_Task to complete_
Please give the data below again in full, exactly as it stands.
——————————
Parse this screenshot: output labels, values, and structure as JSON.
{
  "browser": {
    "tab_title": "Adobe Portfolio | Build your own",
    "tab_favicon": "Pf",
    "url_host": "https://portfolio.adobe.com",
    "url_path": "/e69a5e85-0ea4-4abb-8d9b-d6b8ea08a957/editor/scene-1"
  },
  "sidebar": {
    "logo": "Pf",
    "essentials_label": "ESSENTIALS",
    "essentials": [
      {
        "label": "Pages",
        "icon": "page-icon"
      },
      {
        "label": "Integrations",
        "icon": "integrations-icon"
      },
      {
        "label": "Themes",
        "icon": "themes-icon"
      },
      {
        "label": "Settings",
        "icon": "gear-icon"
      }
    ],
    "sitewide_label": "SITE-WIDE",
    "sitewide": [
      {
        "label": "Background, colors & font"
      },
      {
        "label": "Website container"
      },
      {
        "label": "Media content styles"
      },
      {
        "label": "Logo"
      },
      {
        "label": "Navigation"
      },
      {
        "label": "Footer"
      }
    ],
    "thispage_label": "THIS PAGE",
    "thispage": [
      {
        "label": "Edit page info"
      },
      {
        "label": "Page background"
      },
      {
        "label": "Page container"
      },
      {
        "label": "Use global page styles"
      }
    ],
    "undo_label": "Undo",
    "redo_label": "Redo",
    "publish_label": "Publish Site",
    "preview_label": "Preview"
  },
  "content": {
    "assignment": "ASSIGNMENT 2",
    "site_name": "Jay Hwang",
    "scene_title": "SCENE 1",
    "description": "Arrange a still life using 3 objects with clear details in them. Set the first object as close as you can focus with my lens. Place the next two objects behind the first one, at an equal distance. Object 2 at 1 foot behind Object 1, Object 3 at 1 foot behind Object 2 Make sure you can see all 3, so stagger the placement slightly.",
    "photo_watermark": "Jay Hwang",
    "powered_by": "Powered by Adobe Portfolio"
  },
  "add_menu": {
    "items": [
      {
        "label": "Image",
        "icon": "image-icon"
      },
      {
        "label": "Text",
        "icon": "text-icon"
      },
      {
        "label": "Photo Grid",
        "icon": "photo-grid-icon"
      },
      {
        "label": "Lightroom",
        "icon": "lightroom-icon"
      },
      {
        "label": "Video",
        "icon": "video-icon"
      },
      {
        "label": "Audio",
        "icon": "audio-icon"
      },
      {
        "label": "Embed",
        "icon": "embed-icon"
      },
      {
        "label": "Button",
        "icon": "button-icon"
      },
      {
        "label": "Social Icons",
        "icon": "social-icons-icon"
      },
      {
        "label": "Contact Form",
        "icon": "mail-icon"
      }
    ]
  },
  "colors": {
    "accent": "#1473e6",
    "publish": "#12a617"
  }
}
——————————
_Answer to this exercise_
Parse this screenshot: output labels, values, and structure as JSON.
{
  "browser": {
    "tab_title": "Adobe Portfolio | Build your own",
    "tab_favicon": "Pf",
    "url_host": "https://portfolio.adobe.com",
    "url_path": "/e69a5e85-0ea4-4abb-8d9b-d6b8ea08a957/editor/scene-1"
  },
  "sidebar": {
    "logo": "Pf",
    "essentials_label": "ESSENTIALS",
    "essentials": [
      {
        "label": "Pages",
        "icon": "page-icon"
      },
      {
        "label": "Integrations",
        "icon": "integrations-icon"
      },
      {
        "label": "Themes",
        "icon": "themes-icon"
      },
      {
        "label": "Settings",
        "icon": "gear-icon"
      }
    ],
    "sitewide_label": "SITE-WIDE",
    "sitewide": [
      {
        "label": "Background, colors & font"
      },
      {
        "label": "Website container"
      },
      {
        "label": "Media content styles"
      },
      {
        "label": "Logo"
      },
      {
        "label": "Navigation"
      },
      {
        "label": "Footer"
      }
    ],
    "thispage_label": "THIS PAGE",
    "thispage": [
      {
        "label": "Edit page info"
      },
      {
        "label": "Page background"
      },
      {
        "label": "Page container"
      },
      {
        "label": "Use global page styles"
      }
    ],
    "undo_label": "Undo",
    "redo_label": "Redo",
    "publish_label": "Publish Site",
    "preview_label": "Preview"
  },
  "content": {
    "assignment": "ASSIGNMENT 2",
    "site_name": "Jay Hwang",
    "scene_title": "SCENE 1",
    "description": "Arrange a still life using 3 objects with clear details in them. Set the first object as close as you can focus with my lens. Place the next two objects behind the first one, at an equal distance. Object 2 at 1 foot behind Object 1, Object 3 at 1 foot behind Object 2 Make sure you can see all 3, so stagger the placement slightly.",
    "photo_watermark": "Jay Hwang",
    "powered_by": "Powered by Adobe Portfolio"
  },
  "add_menu": {
    "items": [
      {
        "label": "Image",
        "icon": "image-icon"
      },
      {
        "label": "Text",
        "icon": "text-icon"
      },
      {
        "label": "Photo Grid",
        "icon": "photo-grid-icon"
      },
      {
        "label": "Lightroom",
        "icon": "lightroom-icon"
      },
      {
        "label": "Video",
        "icon": "video-icon"
      },
      {
        "label": "Audio",
        "icon": "audio-icon"
      },
      {
        "label": "Embed",
        "icon": "embed-icon"
      },
      {
        "label": "Button",
        "icon": "button-icon"
      },
      {
        "label": "Social Icons",
        "icon": "social-icons-icon"
      },
      {
        "label": "Contact Form",
        "icon": "mail-icon"
      }
    ]
  },
  "colors": {
    "accent": "#1473e6",
    "publish": "#12a617"
  }
}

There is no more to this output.